Exercise details:
Return, word for word, every line that follows.

Input data:
-=-=-

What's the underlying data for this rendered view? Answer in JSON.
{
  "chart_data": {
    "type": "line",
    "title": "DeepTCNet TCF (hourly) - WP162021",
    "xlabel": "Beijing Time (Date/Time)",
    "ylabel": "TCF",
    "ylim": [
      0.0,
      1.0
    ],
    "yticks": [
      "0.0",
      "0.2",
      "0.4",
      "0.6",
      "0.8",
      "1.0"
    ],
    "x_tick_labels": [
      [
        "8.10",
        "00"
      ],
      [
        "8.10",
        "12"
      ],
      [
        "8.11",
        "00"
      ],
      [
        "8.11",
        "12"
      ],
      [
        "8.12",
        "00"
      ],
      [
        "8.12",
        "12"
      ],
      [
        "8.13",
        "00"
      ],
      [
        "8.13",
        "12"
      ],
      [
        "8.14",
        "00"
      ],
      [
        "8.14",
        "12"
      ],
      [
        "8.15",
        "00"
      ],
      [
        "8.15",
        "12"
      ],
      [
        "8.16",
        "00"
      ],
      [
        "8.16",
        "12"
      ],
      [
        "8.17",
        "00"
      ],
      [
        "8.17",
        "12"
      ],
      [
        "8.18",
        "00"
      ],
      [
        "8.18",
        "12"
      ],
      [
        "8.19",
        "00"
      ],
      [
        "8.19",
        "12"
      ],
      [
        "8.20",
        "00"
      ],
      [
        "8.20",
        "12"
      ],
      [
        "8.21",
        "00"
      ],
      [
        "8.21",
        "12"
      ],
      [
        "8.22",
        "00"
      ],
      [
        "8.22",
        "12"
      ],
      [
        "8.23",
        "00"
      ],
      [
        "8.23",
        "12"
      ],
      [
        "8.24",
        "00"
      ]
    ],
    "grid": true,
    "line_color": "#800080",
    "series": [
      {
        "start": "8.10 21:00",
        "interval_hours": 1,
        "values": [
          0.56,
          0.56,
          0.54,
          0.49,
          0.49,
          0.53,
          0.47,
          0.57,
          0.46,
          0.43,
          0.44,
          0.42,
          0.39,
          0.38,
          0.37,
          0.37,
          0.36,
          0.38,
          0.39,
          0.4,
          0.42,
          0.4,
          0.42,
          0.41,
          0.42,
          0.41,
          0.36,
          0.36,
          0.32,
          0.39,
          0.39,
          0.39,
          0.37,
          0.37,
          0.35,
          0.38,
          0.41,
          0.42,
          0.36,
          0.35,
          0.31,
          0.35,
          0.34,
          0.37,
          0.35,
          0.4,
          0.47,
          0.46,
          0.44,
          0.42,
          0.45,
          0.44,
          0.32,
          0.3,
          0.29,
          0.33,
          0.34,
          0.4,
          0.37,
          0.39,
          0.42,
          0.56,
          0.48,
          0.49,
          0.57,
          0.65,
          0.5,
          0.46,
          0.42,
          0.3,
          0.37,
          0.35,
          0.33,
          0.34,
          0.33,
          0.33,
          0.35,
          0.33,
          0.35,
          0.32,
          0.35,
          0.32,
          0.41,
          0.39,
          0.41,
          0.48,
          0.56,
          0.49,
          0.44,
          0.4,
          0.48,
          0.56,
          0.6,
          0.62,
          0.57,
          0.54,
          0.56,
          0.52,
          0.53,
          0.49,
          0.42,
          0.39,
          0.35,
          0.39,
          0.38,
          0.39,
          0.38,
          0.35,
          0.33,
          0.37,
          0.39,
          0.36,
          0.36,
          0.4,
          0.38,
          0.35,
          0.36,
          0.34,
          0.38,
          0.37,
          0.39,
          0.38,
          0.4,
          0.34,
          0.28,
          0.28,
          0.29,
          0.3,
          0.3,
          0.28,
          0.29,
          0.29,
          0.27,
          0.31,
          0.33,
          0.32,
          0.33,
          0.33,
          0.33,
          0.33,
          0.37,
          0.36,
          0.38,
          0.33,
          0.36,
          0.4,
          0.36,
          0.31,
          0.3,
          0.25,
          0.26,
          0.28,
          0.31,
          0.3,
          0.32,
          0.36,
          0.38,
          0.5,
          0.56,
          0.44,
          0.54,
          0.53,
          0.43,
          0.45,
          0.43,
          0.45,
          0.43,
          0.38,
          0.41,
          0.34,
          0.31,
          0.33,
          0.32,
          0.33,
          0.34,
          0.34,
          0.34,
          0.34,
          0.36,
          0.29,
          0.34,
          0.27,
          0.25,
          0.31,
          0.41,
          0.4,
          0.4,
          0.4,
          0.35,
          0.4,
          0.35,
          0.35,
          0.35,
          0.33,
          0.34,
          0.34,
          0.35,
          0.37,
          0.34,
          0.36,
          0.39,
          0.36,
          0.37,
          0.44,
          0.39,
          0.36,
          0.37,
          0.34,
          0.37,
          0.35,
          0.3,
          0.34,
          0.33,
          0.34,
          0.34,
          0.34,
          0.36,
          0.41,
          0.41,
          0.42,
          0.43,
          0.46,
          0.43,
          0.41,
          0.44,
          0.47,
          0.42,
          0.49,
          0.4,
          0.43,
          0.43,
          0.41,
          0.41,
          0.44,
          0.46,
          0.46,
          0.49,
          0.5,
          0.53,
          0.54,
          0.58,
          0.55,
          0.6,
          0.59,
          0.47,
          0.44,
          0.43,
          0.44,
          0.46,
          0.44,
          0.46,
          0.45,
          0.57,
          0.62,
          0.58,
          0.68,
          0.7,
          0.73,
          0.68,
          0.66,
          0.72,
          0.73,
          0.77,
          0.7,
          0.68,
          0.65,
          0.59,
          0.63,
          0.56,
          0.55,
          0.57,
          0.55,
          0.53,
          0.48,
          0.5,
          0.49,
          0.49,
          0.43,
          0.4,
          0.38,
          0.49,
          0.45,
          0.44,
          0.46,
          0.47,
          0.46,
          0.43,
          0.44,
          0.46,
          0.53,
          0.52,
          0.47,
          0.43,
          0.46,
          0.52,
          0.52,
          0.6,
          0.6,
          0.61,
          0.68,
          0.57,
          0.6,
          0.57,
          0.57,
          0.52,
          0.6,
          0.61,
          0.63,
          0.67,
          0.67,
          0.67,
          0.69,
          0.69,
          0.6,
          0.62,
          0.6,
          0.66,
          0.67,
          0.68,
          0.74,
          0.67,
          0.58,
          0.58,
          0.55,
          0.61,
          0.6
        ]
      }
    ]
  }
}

-=-=-

Result for this task:
What's the underlying data for this rendered view? Answer in JSON.
{
  "chart_data": {
    "type": "line",
    "title": "DeepTCNet TCF (hourly) - WP162021",
    "xlabel": "Beijing Time (Date/Time)",
    "ylabel": "TCF",
    "ylim": [
      0.0,
      1.0
    ],
    "yticks": [
      "0.0",
      "0.2",
      "0.4",
      "0.6",
      "0.8",
      "1.0"
    ],
    "x_tick_labels": [
      [
        "8.10",
        "00"
      ],
      [
        "8.10",
        "12"
      ],
      [
        "8.11",
        "00"
      ],
      [
        "8.11",
        "12"
      ],
      [
        "8.12",
        "00"
      ],
      [
        "8.12",
        "12"
      ],
      [
        "8.13",
        "00"
      ],
      [
        "8.13",
        "12"
      ],
      [
        "8.14",
        "00"
      ],
      [
        "8.14",
        "12"
      ],
      [
        "8.15",
        "00"
      ],
      [
        "8.15",
        "12"
      ],
      [
        "8.16",
        "00"
      ],
      [
        "8.16",
        "12"
      ],
      [
        "8.17",
        "00"
      ],
      [
        "8.17",
        "12"
      ],
      [
        "8.18",
        "00"
      ],
      [
        "8.18",
        "12"
      ],
      [
        "8.19",
        "00"
      ],
      [
        "8.19",
        "12"
      ],
      [
        "8.20",
        "00"
      ],
      [
        "8.20",
        "12"
      ],
      [
        "8.21",
        "00"
      ],
      [
        "8.21",
        "12"
      ],
      [
        "8.22",
        "00"
      ],
      [
        "8.22",
        "12"
      ],
      [
        "8.23",
        "00"
      ],
      [
        "8.23",
        "12"
      ],
      [
        "8.24",
        "00"
      ]
    ],
    "grid": true,
    "line_color": "#800080",
    "series": [
      {
        "start": "8.10 21:00",
        "interval_hours": 1,
        "values": [
          0.56,
          0.56,
          0.54,
          0.49,
          0.49,
          0.53,
          0.47,
          0.57,
          0.46,
          0.43,
          0.44,
          0.42,
          0.39,
          0.38,
          0.37,
          0.37,
          0.36,
          0.38,
          0.39,
          0.4,
          0.42,
          0.4,
          0.42,
          0.41,
          0.42,
          0.41,
          0.36,
          0.36,
          0.32,
          0.39,
          0.39,
          0.39,
          0.37,
          0.37,
          0.35,
          0.38,
          0.41,
          0.42,
          0.36,
          0.35,
          0.31,
          0.35,
          0.34,
          0.37,
          0.35,
          0.4,
          0.47,
          0.46,
          0.44,
          0.42,
          0.45,
          0.44,
          0.32,
          0.3,
          0.29,
          0.33,
          0.34,
          0.4,
          0.37,
          0.39,
          0.42,
          0.56,
          0.48,
          0.49,
          0.57,
          0.65,
          0.5,
          0.46,
          0.42,
          0.3,
          0.37,
          0.35,
          0.33,
          0.34,
          0.33,
          0.33,
          0.35,
          0.33,
          0.35,
          0.32,
          0.35,
          0.32,
          0.41,
          0.39,
          0.41,
          0.48,
          0.56,
          0.49,
          0.44,
          0.4,
          0.48,
          0.56,
          0.6,
          0.62,
          0.57,
          0.54,
          0.56,
          0.52,
          0.53,
          0.49,
          0.42,
          0.39,
          0.35,
          0.39,
          0.38,
          0.39,
          0.38,
          0.35,
          0.33,
          0.37,
          0.39,
          0.36,
          0.36,
          0.4,
          0.38,
          0.35,
          0.36,
          0.34,
          0.38,
          0.37,
          0.39,
          0.38,
          0.4,
          0.34,
          0.28,
          0.28,
          0.29,
          0.3,
          0.3,
          0.28,
          0.29,
          0.29,
          0.27,
          0.31,
          0.33,
          0.32,
          0.33,
          0.33,
          0.33,
          0.33,
          0.37,
          0.36,
          0.38,
          0.33,
          0.36,
          0.4,
          0.36,
          0.31,
          0.3,
          0.25,
          0.26,
          0.28,
          0.31,
          0.3,
          0.32,
          0.36,
          0.38,
          0.5,
          0.56,
          0.44,
          0.54,
          0.53,
          0.43,
          0.45,
          0.43,
          0.45,
          0.43,
          0.38,
          0.41,
          0.34,
          0.31,
          0.33,
          0.32,
          0.33,
          0.34,
          0.34,
          0.34,
          0.34,
          0.36,
          0.29,
          0.34,
          0.27,
          0.25,
          0.31,
          0.41,
          0.4,
          0.4,
          0.4,
          0.35,
          0.4,
          0.35,
          0.35,
          0.35,
          0.33,
          0.34,
          0.34,
          0.35,
          0.37,
          0.34,
          0.36,
          0.39,
          0.36,
          0.37,
          0.44,
          0.39,
          0.36,
          0.37,
          0.34,
          0.37,
          0.35,
          0.3,
          0.34,
          0.33,
          0.34,
          0.34,
          0.34,
          0.36,
          0.41,
          0.41,
          0.42,
          0.43,
          0.46,
          0.43,
          0.41,
          0.44,
          0.47,
          0.42,
          0.49,
          0.4,
          0.43,
          0.43,
          0.41,
          0.41,
          0.44,
          0.46,
          0.46,
          0.49,
          0.5,
          0.53,
          0.54,
          0.58,
          0.55,
          0.6,
          0.59,
          0.47,
          0.44,
          0.43,
          0.44,
          0.46,
          0.44,
          0.46,
          0.45,
          0.57,
          0.62,
          0.58,
          0.68,
          0.7,
          0.73,
          0.68,
          0.66,
          0.72,
          0.73,
          0.77,
          0.7,
          0.68,
          0.65,
          0.59,
          0.63,
          0.56,
          0.55,
          0.57,
          0.55,
          0.53,
          0.48,
          0.5,
          0.49,
          0.49,
          0.43,
          0.4,
          0.38,
          0.49,
          0.45,
          0.44,
          0.46,
          0.47,
          0.46,
          0.43,
          0.44,
          0.46,
          0.53,
          0.52,
          0.47,
          0.43,
          0.46,
          0.52,
          0.52,
          0.6,
          0.6,
          0.61,
          0.68,
          0.57,
          0.6,
          0.57,
          0.57,
          0.52,
          0.6,
          0.61,
          0.63,
          0.67,
          0.67,
          0.67,
          0.69,
          0.69,
          0.6,
          0.62,
          0.6,
          0.66,
          0.67,
          0.68,
          0.74,
          0.67,
          0.58,
          0.58,
          0.55,
          0.61,
          0.6
        ]
      }
    ]
  }
}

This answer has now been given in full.